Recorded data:
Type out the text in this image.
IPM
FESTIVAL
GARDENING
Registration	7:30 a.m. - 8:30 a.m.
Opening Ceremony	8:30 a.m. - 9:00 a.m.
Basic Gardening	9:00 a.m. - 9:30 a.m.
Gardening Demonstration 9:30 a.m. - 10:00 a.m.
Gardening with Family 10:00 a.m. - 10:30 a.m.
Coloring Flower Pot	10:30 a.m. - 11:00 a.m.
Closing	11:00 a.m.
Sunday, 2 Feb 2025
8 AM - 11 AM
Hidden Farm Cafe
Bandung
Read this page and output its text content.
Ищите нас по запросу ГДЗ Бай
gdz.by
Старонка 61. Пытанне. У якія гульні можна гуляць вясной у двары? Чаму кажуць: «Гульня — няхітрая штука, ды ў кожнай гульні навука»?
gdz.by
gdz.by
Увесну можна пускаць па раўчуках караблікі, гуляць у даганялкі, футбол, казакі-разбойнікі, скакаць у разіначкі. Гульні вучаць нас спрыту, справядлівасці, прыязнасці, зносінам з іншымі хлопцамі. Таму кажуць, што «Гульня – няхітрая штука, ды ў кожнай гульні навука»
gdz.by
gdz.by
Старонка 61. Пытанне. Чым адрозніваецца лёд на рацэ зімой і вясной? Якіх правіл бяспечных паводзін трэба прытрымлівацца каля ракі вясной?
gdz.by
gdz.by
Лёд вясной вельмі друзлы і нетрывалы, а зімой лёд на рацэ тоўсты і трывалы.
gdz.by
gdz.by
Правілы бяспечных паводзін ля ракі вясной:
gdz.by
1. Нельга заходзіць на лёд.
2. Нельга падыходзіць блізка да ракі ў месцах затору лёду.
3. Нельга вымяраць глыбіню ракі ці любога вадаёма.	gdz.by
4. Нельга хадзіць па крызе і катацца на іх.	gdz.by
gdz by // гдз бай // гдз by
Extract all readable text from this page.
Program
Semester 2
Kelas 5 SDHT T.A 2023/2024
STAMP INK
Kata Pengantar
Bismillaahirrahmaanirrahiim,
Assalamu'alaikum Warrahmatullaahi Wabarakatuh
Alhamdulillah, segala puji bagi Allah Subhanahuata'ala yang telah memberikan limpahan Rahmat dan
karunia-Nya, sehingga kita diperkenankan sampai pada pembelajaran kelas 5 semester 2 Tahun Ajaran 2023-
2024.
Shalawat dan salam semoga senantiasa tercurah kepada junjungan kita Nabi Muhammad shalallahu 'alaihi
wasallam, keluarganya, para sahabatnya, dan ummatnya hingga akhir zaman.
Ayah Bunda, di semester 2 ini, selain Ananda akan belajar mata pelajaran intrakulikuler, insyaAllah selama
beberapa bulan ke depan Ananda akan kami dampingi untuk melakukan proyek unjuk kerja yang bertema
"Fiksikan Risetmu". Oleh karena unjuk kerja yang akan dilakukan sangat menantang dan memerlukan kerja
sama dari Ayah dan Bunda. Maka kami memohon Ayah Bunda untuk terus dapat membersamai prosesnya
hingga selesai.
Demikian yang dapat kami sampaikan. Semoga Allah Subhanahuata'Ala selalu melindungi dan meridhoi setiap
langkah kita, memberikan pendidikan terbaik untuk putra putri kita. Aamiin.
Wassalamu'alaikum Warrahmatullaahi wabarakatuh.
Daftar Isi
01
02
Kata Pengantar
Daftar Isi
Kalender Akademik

[Exercise goal] The records above need to be transcribed in full. Keep every character unchanged.

[Solution for this exercise]
Type out the text in this image.
IPM
FESTIVAL
GARDENING
Registration	7:30 a.m. - 8:30 a.m.
Opening Ceremony	8:30 a.m. - 9:00 a.m.
Basic Gardening	9:00 a.m. - 9:30 a.m.
Gardening Demonstration 9:30 a.m. - 10:00 a.m.
Gardening with Family 10:00 a.m. - 10:30 a.m.
Coloring Flower Pot	10:30 a.m. - 11:00 a.m.
Closing	11:00 a.m.
Sunday, 2 Feb 2025
8 AM - 11 AM
Hidden Farm Cafe
Bandung
Read this page and output its text content.
Ищите нас по запросу ГДЗ Бай
gdz.by
Старонка 61. Пытанне. У якія гульні можна гуляць вясной у двары? Чаму кажуць: «Гульня — няхітрая штука, ды ў кожнай гульні навука»?
gdz.by
gdz.by
Увесну можна пускаць па раўчуках караблікі, гуляць у даганялкі, футбол, казакі-разбойнікі, скакаць у разіначкі. Гульні вучаць нас спрыту, справядлівасці, прыязнасці, зносінам з іншымі хлопцамі. Таму кажуць, што «Гульня – няхітрая штука, ды ў кожнай гульні навука»
gdz.by
gdz.by
Старонка 61. Пытанне. Чым адрозніваецца лёд на рацэ зімой і вясной? Якіх правіл бяспечных паводзін трэба прытрымлівацца каля ракі вясной?
gdz.by
gdz.by
Лёд вясной вельмі друзлы і нетрывалы, а зімой лёд на рацэ тоўсты і трывалы.
gdz.by
gdz.by
Правілы бяспечных паводзін ля ракі вясной:
gdz.by
1. Нельга заходзіць на лёд.
2. Нельга падыходзіць блізка да ракі ў месцах затору лёду.
3. Нельга вымяраць глыбіню ракі ці любога вадаёма.	gdz.by
4. Нельга хадзіць па крызе і катацца на іх.	gdz.by
gdz by // гдз бай // гдз by
Extract all readable text from this page.
Program
Semester 2
Kelas 5 SDHT T.A 2023/2024
STAMP INK
Kata Pengantar
Bismillaahirrahmaanirrahiim,
Assalamu'alaikum Warrahmatullaahi Wabarakatuh
Alhamdulillah, segala puji bagi Allah Subhanahuata'ala yang telah memberikan limpahan Rahmat dan
karunia-Nya, sehingga kita diperkenankan sampai pada pembelajaran kelas 5 semester 2 Tahun Ajaran 2023-
2024.
Shalawat dan salam semoga senantiasa tercurah kepada junjungan kita Nabi Muhammad shalallahu 'alaihi
wasallam, keluarganya, para sahabatnya, dan ummatnya hingga akhir zaman.
Ayah Bunda, di semester 2 ini, selain Ananda akan belajar mata pelajaran intrakulikuler, insyaAllah selama
beberapa bulan ke depan Ananda akan kami dampingi untuk melakukan proyek unjuk kerja yang bertema
"Fiksikan Risetmu". Oleh karena unjuk kerja yang akan dilakukan sangat menantang dan memerlukan kerja
sama dari Ayah dan Bunda. Maka kami memohon Ayah Bunda untuk terus dapat membersamai prosesnya
hingga selesai.
Demikian yang dapat kami sampaikan. Semoga Allah Subhanahuata'Ala selalu melindungi dan meridhoi setiap
langkah kita, memberikan pendidikan terbaik untuk putra putri kita. Aamiin.
Wassalamu'alaikum Warrahmatullaahi wabarakatuh.
Daftar Isi
01
02
Kata Pengantar
Daftar Isi
Kalender Akademik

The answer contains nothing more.